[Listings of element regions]
□ □ □ □ □ □ □
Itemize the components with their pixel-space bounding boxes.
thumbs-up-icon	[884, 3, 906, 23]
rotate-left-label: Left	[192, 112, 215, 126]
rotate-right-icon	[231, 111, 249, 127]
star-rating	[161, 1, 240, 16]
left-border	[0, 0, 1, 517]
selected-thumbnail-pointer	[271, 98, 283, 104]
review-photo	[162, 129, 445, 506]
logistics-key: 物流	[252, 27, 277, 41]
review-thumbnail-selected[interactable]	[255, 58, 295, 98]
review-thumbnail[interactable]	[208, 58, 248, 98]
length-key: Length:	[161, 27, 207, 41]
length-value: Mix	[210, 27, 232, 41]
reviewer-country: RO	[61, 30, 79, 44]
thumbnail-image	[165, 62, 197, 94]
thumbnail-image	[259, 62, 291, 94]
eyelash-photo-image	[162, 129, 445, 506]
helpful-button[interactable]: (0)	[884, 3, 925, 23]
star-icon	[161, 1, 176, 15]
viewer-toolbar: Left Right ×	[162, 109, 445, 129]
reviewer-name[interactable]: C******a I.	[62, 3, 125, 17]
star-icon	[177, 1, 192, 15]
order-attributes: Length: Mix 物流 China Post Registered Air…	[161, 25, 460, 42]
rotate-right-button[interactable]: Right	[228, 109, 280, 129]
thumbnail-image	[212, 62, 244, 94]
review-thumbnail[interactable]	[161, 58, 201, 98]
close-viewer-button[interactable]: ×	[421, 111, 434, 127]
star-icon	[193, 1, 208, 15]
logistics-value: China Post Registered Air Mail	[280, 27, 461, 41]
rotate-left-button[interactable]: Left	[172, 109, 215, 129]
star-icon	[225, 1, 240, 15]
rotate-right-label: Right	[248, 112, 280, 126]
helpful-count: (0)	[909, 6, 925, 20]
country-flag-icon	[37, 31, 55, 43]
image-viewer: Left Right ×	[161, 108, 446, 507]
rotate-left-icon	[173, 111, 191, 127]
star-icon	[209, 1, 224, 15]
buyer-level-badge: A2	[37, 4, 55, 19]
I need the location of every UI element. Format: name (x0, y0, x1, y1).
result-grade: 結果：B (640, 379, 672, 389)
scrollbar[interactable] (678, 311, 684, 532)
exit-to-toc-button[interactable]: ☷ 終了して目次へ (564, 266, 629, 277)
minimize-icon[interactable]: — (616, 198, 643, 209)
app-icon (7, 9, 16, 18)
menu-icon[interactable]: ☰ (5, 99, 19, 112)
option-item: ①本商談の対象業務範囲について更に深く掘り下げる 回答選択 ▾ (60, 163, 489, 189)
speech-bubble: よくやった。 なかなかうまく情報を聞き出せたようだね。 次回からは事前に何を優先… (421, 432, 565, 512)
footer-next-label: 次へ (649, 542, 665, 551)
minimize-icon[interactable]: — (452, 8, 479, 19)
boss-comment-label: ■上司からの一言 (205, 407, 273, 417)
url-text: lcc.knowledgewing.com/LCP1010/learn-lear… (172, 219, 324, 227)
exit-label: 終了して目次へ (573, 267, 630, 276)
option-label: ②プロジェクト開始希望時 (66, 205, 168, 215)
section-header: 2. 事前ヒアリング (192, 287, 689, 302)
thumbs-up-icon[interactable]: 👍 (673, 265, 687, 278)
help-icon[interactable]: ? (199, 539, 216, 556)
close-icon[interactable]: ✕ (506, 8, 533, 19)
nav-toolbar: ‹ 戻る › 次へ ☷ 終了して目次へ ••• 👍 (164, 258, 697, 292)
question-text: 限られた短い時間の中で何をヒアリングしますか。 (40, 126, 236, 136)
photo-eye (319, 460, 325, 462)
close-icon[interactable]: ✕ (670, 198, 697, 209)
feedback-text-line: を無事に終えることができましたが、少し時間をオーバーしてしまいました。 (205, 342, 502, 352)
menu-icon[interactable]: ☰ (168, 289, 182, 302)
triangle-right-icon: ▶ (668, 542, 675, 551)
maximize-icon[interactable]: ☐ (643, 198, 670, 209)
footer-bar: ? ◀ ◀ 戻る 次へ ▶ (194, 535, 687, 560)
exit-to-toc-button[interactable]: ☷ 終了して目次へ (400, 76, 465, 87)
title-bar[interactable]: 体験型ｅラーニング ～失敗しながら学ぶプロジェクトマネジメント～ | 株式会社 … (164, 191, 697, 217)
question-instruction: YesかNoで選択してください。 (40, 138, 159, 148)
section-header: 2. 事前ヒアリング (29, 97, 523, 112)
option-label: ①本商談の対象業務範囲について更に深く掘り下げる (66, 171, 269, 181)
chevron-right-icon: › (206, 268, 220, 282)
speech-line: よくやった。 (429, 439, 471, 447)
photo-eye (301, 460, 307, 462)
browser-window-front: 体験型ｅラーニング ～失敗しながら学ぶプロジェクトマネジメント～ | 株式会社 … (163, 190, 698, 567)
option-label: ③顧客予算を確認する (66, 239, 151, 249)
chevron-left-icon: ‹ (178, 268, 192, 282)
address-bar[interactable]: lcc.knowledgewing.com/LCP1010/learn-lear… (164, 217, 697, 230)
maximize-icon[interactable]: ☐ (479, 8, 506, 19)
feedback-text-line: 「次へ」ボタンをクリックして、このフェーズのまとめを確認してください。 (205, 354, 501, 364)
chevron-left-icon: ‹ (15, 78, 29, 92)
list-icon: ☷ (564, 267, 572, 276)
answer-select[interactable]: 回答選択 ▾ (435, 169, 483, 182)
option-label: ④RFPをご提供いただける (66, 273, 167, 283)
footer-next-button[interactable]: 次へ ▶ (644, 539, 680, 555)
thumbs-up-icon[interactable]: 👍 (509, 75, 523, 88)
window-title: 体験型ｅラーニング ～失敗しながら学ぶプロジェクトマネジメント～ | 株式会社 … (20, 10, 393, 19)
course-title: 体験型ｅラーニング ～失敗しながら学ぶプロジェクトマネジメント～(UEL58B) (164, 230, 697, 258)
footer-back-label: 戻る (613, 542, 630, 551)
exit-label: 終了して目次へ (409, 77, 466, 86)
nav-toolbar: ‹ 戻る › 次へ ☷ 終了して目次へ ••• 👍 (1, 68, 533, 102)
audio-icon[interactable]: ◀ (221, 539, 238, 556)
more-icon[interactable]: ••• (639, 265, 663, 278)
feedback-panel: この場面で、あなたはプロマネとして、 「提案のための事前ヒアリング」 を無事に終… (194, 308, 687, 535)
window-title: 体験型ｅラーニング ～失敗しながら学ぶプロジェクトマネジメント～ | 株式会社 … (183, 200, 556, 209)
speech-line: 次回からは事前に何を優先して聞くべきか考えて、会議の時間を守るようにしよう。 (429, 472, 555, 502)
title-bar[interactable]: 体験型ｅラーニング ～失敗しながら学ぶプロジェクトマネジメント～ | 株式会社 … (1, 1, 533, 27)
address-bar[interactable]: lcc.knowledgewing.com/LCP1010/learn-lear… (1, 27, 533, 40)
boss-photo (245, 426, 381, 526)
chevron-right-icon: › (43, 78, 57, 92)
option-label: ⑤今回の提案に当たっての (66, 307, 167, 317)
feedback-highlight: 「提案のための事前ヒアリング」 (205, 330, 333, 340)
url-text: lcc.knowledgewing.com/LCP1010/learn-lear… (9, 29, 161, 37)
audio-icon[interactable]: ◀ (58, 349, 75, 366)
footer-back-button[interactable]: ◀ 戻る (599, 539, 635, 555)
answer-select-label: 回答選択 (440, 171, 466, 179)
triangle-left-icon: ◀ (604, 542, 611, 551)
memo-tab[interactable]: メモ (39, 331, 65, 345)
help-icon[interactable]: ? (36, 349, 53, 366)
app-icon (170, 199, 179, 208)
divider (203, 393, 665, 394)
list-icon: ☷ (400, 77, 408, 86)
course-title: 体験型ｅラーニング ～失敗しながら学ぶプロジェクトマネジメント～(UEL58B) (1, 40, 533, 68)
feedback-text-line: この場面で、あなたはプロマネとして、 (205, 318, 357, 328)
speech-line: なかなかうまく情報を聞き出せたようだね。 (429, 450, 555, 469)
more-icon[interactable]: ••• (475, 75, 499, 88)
□ □ □ □ □ □ □
[Written request]
Reproduce without any change the rows running from the first row through the row that contains "62, 197, 94]", including both of those rows.

[Solution to the problem]
Itemize the components with their pixel-space bounding boxes.
thumbs-up-icon	[884, 3, 906, 23]
rotate-left-label: Left	[192, 112, 215, 126]
rotate-right-icon	[231, 111, 249, 127]
star-rating	[161, 1, 240, 16]
left-border	[0, 0, 1, 517]
selected-thumbnail-pointer	[271, 98, 283, 104]
review-photo	[162, 129, 445, 506]
logistics-key: 物流	[252, 27, 277, 41]
review-thumbnail-selected[interactable]	[255, 58, 295, 98]
review-thumbnail[interactable]	[208, 58, 248, 98]
length-key: Length:	[161, 27, 207, 41]
length-value: Mix	[210, 27, 232, 41]
reviewer-country: RO	[61, 30, 79, 44]
thumbnail-image	[165, 62, 197, 94]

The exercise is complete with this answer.